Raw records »

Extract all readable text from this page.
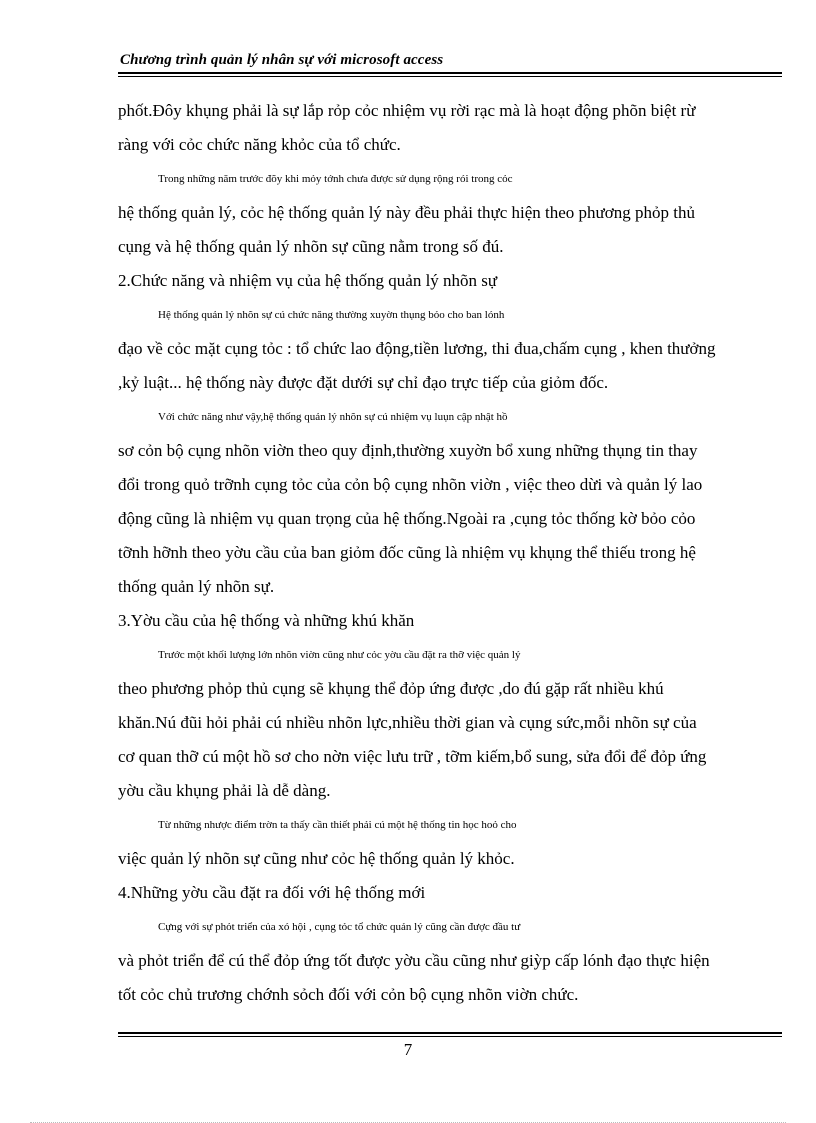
Chương trình quản lý nhân sự với microsoft access

phốt.Đôy khụng phải là sự lắp rỏp cỏc nhiệm vụ rời rạc mà là hoạt động phõn biệt rừ
ràng với cỏc chức năng khỏc của tổ chức.

Trong những năm trước đõy khi mỏy tớnh chưa được sử dụng rộng rói trong cỏc
hệ thống quản lý, cỏc hệ thống quản lý này đều phải thực hiện theo phương phỏp thủ
cụng và hệ thống quản lý nhõn sự cũng nằm trong số đú.

2.Chức năng và nhiệm vụ của hệ thống quản lý nhõn sự

Hệ thống quản lý nhõn sự cú chức năng thường xuyờn thụng bỏo cho ban lónh
đạo về cỏc mặt cụng tỏc : tổ chức lao động,tiền lương, thi đua,chấm cụng , khen thưởng
,kỷ luật... hệ thống này được đặt dưới sự chỉ đạo trực tiếp của giỏm đốc.

Với chức năng như vậy,hệ thống quản lý nhõn sự cú nhiệm vụ luụn cập nhật hồ
sơ cỏn bộ cụng nhõn viờn theo quy định,thường xuyờn bổ xung những thụng tin thay
đổi trong quỏ trỡnh cụng tỏc của cỏn bộ cụng nhõn viờn , việc theo dừi và quản lý lao
động cũng là nhiệm vụ quan trọng của hệ thống.Ngoài ra ,cụng tỏc thống kờ bỏo cỏo
tỡnh hỡnh theo yờu cầu của ban giỏm đốc cũng là nhiệm vụ khụng thể thiếu trong hệ
thống quản lý nhõn sự.

3.Yờu cầu của hệ thống và những khú khăn

Trước một khối lượng lớn nhõn viờn cũng như cỏc yờu cầu đặt ra thỡ việc quản lý
theo phương phỏp thủ cụng sẽ khụng thể đỏp ứng được ,do đú gặp rất nhiều khú
khăn.Nú đũi hỏi phải cú nhiều nhõn lực,nhiều thời gian và cụng sức,mỗi nhõn sự của
cơ quan thỡ cú một hồ sơ cho nờn việc lưu trữ , tỡm kiếm,bổ sung, sửa đổi để đỏp ứng
yờu cầu khụng phải là dễ dàng.

Từ những nhược điểm trờn ta thấy cần thiết phải cú một hệ thống tin học hoỏ cho
việc quản lý nhõn sự cũng như cỏc hệ thống quản lý khỏc.

4.Những yờu cầu đặt ra đối với hệ thống mới

Cựng với sự phỏt triển của xó hội , cụng tỏc tổ chức quản lý cũng cần được đầu tư
và phỏt triển để cú thể đỏp ứng tốt được yờu cầu cũng như giỳp cấp lónh đạo thực hiện
tốt cỏc chủ trương chớnh sỏch đối với cỏn bộ cụng nhõn viờn chức.

7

Task goal »
Every entry must be reproduced exactly, with the images left out.

Result »
Extract all readable text from this page.
Chương trình quản lý nhân sự với microsoft access

phốt.Đôy khụng phải là sự lắp rỏp cỏc nhiệm vụ rời rạc mà là hoạt động phõn biệt rừ
ràng với cỏc chức năng khỏc của tổ chức.

Trong những năm trước đõy khi mỏy tớnh chưa được sử dụng rộng rói trong cỏc
hệ thống quản lý, cỏc hệ thống quản lý này đều phải thực hiện theo phương phỏp thủ
cụng và hệ thống quản lý nhõn sự cũng nằm trong số đú.

2.Chức năng và nhiệm vụ của hệ thống quản lý nhõn sự

Hệ thống quản lý nhõn sự cú chức năng thường xuyờn thụng bỏo cho ban lónh
đạo về cỏc mặt cụng tỏc : tổ chức lao động,tiền lương, thi đua,chấm cụng , khen thưởng
,kỷ luật... hệ thống này được đặt dưới sự chỉ đạo trực tiếp của giỏm đốc.

Với chức năng như vậy,hệ thống quản lý nhõn sự cú nhiệm vụ luụn cập nhật hồ
sơ cỏn bộ cụng nhõn viờn theo quy định,thường xuyờn bổ xung những thụng tin thay
đổi trong quỏ trỡnh cụng tỏc của cỏn bộ cụng nhõn viờn , việc theo dừi và quản lý lao
động cũng là nhiệm vụ quan trọng của hệ thống.Ngoài ra ,cụng tỏc thống kờ bỏo cỏo
tỡnh hỡnh theo yờu cầu của ban giỏm đốc cũng là nhiệm vụ khụng thể thiếu trong hệ
thống quản lý nhõn sự.

3.Yờu cầu của hệ thống và những khú khăn

Trước một khối lượng lớn nhõn viờn cũng như cỏc yờu cầu đặt ra thỡ việc quản lý
theo phương phỏp thủ cụng sẽ khụng thể đỏp ứng được ,do đú gặp rất nhiều khú
khăn.Nú đũi hỏi phải cú nhiều nhõn lực,nhiều thời gian và cụng sức,mỗi nhõn sự của
cơ quan thỡ cú một hồ sơ cho nờn việc lưu trữ , tỡm kiếm,bổ sung, sửa đổi để đỏp ứng
yờu cầu khụng phải là dễ dàng.

Từ những nhược điểm trờn ta thấy cần thiết phải cú một hệ thống tin học hoỏ cho
việc quản lý nhõn sự cũng như cỏc hệ thống quản lý khỏc.

4.Những yờu cầu đặt ra đối với hệ thống mới

Cựng với sự phỏt triển của xó hội , cụng tỏc tổ chức quản lý cũng cần được đầu tư
và phỏt triển để cú thể đỏp ứng tốt được yờu cầu cũng như giỳp cấp lónh đạo thực hiện
tốt cỏc chủ trương chớnh sỏch đối với cỏn bộ cụng nhõn viờn chức.

7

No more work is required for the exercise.